:: Your objective ::
List the lines of this listing that hold the word "Cebadas".

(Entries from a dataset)

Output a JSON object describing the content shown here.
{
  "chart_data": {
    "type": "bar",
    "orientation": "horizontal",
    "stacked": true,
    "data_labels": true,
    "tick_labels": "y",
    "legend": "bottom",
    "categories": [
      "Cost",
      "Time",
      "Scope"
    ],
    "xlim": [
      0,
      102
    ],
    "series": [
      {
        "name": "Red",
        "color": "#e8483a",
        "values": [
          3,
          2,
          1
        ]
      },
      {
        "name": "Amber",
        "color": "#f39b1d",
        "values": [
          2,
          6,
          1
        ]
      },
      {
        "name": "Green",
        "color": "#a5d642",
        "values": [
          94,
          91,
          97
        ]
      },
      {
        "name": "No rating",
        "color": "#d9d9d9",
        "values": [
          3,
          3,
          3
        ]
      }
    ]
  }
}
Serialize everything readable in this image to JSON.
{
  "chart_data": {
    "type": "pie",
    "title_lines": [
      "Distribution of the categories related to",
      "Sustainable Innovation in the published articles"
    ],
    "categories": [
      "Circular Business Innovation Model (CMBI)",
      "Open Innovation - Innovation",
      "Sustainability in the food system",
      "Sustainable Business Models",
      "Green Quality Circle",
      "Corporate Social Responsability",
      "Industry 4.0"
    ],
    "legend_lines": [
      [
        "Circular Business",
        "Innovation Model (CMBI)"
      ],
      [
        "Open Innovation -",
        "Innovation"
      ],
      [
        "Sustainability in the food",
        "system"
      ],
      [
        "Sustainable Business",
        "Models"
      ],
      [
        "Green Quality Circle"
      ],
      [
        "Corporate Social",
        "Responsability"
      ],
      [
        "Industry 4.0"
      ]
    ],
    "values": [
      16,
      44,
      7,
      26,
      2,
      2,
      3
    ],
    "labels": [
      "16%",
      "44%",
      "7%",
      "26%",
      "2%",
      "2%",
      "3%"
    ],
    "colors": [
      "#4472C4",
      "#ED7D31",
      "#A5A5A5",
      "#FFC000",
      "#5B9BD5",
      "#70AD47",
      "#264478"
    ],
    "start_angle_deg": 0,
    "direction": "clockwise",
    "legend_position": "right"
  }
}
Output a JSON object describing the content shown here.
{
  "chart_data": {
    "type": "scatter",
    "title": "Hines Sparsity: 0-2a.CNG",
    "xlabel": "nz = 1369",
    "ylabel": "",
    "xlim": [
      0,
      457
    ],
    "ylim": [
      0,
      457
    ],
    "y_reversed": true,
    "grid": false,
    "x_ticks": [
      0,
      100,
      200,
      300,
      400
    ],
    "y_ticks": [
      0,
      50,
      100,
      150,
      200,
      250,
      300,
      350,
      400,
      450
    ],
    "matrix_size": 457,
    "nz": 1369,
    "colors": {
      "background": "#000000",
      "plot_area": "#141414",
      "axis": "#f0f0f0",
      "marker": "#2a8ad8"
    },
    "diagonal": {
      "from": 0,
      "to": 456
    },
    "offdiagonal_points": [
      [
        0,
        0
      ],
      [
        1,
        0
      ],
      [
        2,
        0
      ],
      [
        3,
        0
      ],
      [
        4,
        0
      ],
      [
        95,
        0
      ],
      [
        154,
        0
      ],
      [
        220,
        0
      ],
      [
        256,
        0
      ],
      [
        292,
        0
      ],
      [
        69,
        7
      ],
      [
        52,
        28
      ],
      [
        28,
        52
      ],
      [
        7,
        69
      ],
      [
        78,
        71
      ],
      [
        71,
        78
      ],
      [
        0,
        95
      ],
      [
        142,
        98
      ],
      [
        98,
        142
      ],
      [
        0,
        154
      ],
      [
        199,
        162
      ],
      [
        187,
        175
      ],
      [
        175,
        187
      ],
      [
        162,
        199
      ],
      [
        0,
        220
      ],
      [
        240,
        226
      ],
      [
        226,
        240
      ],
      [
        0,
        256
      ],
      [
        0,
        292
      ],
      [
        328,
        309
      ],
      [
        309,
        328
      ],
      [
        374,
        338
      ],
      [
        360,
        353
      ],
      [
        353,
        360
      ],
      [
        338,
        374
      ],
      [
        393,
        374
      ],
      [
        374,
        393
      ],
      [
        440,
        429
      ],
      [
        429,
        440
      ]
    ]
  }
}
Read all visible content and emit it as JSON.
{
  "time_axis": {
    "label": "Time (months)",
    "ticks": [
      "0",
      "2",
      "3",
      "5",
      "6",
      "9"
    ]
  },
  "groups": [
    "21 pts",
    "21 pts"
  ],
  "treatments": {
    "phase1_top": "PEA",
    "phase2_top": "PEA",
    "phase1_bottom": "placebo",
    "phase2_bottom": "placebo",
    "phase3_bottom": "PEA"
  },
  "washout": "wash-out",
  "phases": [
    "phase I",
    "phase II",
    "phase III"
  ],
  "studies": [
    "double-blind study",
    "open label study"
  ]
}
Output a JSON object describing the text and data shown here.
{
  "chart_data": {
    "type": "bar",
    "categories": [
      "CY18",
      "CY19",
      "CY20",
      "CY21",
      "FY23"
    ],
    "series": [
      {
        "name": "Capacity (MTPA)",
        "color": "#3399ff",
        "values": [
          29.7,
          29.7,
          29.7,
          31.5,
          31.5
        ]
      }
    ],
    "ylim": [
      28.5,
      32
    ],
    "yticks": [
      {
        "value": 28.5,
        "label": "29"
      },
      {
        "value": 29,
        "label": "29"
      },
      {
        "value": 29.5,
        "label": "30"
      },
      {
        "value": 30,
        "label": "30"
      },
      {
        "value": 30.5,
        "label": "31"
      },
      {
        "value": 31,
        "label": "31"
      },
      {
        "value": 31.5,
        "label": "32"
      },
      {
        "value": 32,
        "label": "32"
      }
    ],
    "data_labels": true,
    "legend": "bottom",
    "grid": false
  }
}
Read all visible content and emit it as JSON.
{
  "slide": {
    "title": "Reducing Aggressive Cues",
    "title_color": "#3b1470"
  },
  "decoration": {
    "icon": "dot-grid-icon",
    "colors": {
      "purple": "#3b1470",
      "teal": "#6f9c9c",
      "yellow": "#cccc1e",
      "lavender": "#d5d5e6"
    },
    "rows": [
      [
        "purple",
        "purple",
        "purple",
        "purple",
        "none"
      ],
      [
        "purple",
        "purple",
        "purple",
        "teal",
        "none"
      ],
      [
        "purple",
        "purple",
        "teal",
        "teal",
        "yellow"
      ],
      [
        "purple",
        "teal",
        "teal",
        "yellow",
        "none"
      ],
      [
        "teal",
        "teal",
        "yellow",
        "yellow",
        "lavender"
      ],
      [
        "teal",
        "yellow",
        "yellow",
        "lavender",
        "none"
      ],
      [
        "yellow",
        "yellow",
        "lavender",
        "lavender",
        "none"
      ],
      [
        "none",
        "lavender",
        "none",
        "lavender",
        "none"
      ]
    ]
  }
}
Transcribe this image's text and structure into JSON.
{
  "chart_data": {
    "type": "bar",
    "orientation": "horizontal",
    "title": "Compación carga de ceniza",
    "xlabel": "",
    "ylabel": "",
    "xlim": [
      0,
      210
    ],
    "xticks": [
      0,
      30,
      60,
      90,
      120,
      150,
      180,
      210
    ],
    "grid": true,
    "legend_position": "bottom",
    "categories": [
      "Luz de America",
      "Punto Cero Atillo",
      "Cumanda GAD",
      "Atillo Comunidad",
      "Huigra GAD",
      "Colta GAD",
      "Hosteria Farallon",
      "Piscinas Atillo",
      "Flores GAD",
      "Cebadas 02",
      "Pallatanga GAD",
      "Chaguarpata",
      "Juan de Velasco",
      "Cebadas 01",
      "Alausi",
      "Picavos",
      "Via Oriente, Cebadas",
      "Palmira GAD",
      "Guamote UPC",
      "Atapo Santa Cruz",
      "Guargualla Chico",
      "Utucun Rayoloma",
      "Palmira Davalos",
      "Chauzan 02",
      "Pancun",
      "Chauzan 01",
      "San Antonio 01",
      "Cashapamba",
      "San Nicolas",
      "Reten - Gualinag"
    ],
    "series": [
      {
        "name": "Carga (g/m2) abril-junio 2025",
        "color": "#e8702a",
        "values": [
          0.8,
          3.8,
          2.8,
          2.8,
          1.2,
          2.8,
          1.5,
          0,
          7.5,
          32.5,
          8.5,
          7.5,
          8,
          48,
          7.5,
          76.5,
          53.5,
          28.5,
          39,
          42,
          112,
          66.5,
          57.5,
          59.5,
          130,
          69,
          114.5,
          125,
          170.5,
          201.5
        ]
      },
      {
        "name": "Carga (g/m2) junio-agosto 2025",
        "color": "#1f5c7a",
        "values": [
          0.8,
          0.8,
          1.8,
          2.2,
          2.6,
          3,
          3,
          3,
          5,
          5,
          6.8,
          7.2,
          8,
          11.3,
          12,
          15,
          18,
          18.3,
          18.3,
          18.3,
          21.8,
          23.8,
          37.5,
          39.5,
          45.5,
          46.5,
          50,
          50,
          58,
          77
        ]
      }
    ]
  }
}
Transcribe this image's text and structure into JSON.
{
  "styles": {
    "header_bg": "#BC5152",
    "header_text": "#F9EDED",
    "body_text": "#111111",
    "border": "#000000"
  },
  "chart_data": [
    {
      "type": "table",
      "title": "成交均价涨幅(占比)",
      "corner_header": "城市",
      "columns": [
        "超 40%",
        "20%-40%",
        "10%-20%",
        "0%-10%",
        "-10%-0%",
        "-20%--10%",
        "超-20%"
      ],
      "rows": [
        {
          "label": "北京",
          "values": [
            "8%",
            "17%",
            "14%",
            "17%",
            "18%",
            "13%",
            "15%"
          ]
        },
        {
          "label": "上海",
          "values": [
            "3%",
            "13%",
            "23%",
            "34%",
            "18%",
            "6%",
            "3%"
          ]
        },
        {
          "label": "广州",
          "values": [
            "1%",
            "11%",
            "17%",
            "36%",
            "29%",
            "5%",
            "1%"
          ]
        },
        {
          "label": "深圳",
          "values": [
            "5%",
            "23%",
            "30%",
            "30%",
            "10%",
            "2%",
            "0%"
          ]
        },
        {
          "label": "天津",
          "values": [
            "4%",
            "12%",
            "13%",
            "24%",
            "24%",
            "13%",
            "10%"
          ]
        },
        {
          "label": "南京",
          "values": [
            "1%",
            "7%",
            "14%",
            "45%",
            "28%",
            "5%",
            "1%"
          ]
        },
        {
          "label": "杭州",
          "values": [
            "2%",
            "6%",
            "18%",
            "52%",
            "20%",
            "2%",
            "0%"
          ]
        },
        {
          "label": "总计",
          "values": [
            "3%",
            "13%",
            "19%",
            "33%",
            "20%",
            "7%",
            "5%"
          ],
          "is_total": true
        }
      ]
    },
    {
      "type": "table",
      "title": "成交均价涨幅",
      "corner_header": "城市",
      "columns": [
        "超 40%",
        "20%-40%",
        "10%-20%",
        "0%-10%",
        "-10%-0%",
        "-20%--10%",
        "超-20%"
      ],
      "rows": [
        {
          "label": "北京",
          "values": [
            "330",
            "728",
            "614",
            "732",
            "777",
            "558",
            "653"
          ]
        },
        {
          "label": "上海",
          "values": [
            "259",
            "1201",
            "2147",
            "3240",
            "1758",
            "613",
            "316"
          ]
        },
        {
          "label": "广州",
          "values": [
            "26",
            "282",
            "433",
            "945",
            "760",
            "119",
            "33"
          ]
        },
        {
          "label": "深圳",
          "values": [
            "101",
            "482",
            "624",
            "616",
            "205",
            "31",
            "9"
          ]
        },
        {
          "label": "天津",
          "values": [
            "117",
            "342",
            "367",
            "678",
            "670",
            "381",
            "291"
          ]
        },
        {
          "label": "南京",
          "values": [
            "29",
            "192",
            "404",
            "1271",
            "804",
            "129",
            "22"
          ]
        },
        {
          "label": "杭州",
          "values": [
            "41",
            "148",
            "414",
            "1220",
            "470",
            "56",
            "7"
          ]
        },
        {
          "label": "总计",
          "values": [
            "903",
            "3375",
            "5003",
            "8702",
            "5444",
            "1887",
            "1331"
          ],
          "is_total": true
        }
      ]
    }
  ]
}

:: Written answer ::
      "Cebadas 02",
      "Cebadas 01",
      "Via Oriente, Cebadas",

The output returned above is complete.